■ Data shown ■

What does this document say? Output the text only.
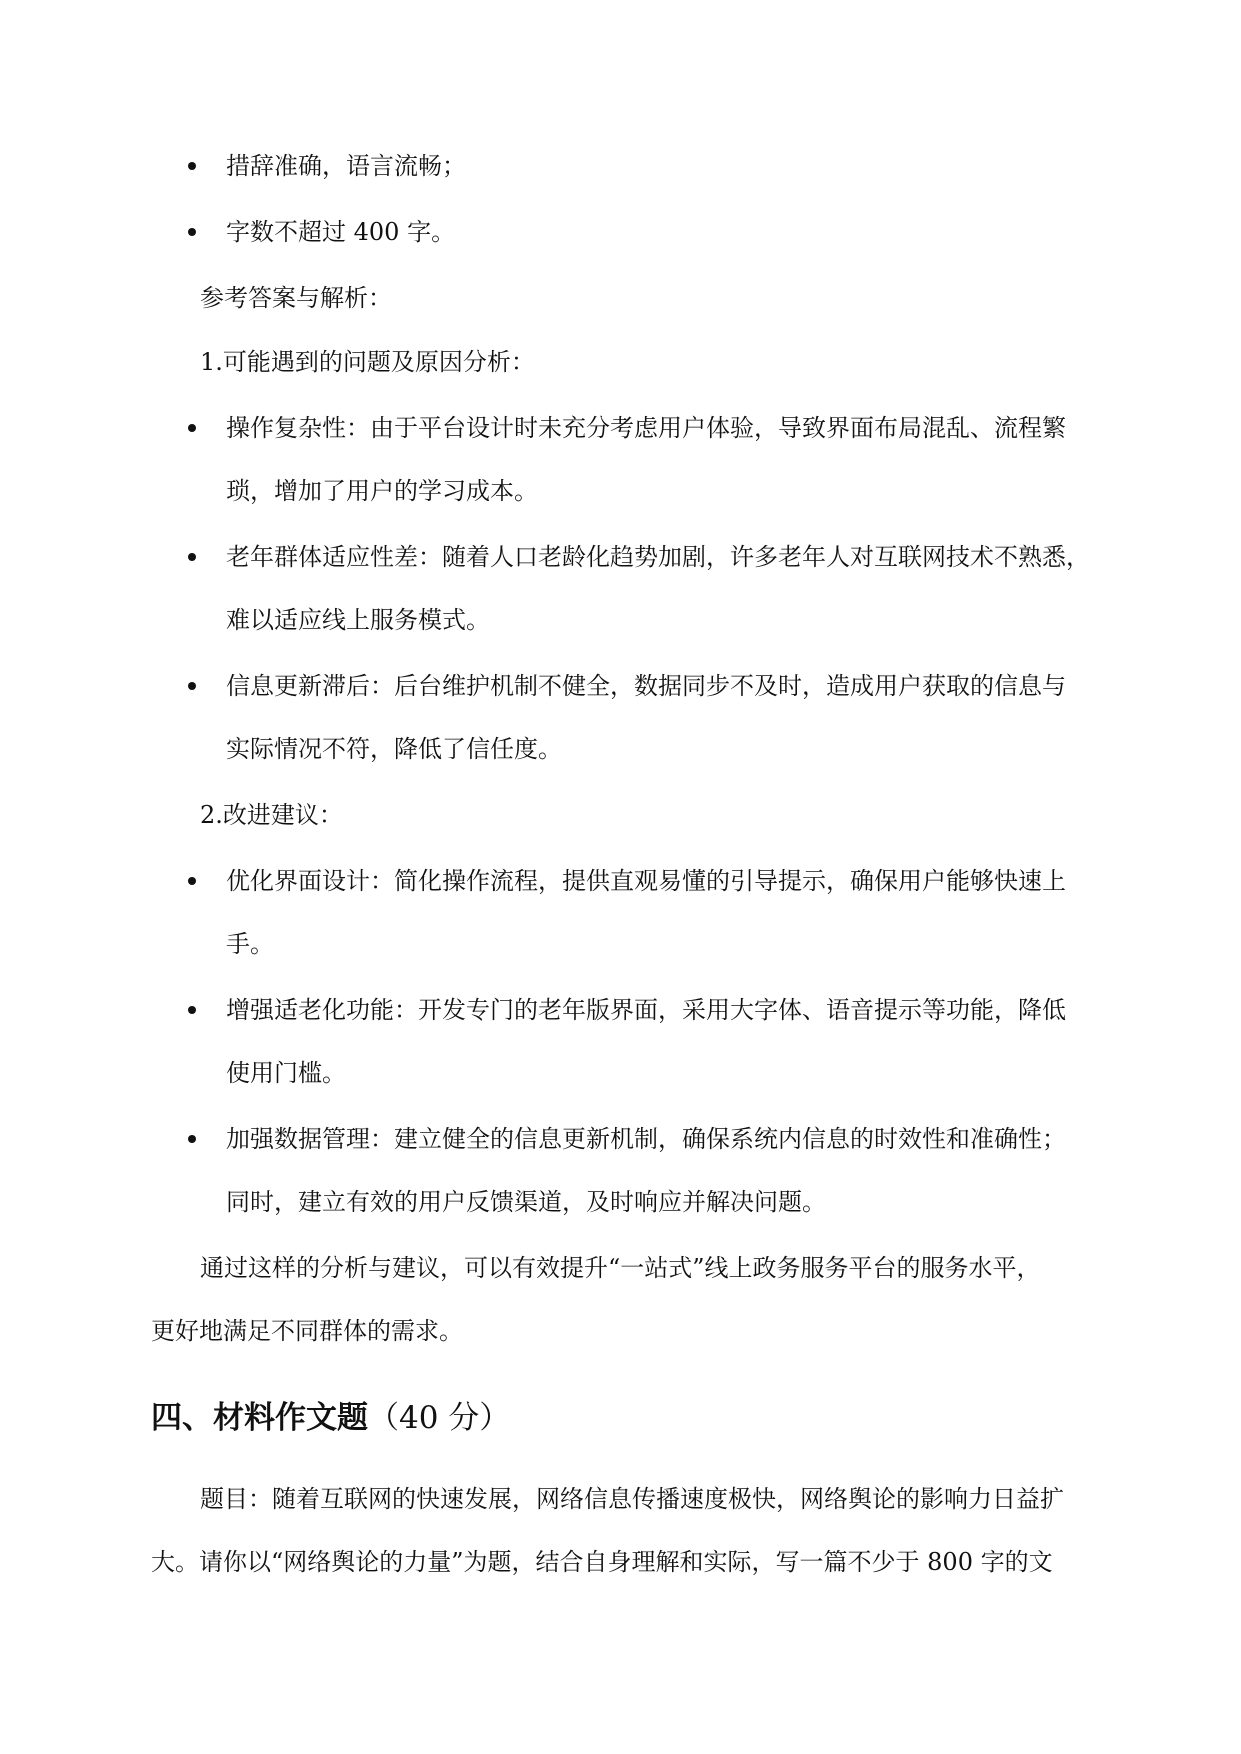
措辞准确，语言流畅；
字数不超过 400 字。
参考答案与解析：
1.可能遇到的问题及原因分析：
操作复杂性：由于平台设计时未充分考虑用户体验，导致界面布局混乱、流程繁
琐，增加了用户的学习成本。
老年群体适应性差：随着人口老龄化趋势加剧，许多老年人对互联网技术不熟悉，
难以适应线上服务模式。
信息更新滞后：后台维护机制不健全，数据同步不及时，造成用户获取的信息与
实际情况不符，降低了信任度。
2.改进建议：
优化界面设计：简化操作流程，提供直观易懂的引导提示，确保用户能够快速上
手。
增强适老化功能：开发专门的老年版界面，采用大字体、语音提示等功能，降低
使用门槛。
加强数据管理：建立健全的信息更新机制，确保系统内信息的时效性和准确性；
同时，建立有效的用户反馈渠道，及时响应并解决问题。
通过这样的分析与建议，可以有效提升“一站式”线上政务服务平台的服务水平，
更好地满足不同群体的需求。
四、材料作文题（40 分）
题目：随着互联网的快速发展，网络信息传播速度极快，网络舆论的影响力日益扩
大。请你以“网络舆论的力量”为题，结合自身理解和实际，写一篇不少于 800 字的文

■ What you need to do ■
Repeat the data above exactly, but not the pictures.

■ Response to this exercise ■
What does this document say? Output the text only.
措辞准确，语言流畅；
字数不超过 400 字。
参考答案与解析：
1.可能遇到的问题及原因分析：
操作复杂性：由于平台设计时未充分考虑用户体验，导致界面布局混乱、流程繁
琐，增加了用户的学习成本。
老年群体适应性差：随着人口老龄化趋势加剧，许多老年人对互联网技术不熟悉，
难以适应线上服务模式。
信息更新滞后：后台维护机制不健全，数据同步不及时，造成用户获取的信息与
实际情况不符，降低了信任度。
2.改进建议：
优化界面设计：简化操作流程，提供直观易懂的引导提示，确保用户能够快速上
手。
增强适老化功能：开发专门的老年版界面，采用大字体、语音提示等功能，降低
使用门槛。
加强数据管理：建立健全的信息更新机制，确保系统内信息的时效性和准确性；
同时，建立有效的用户反馈渠道，及时响应并解决问题。
通过这样的分析与建议，可以有效提升“一站式”线上政务服务平台的服务水平，
更好地满足不同群体的需求。
四、材料作文题（40 分）
题目：随着互联网的快速发展，网络信息传播速度极快，网络舆论的影响力日益扩
大。请你以“网络舆论的力量”为题，结合自身理解和实际，写一篇不少于 800 字的文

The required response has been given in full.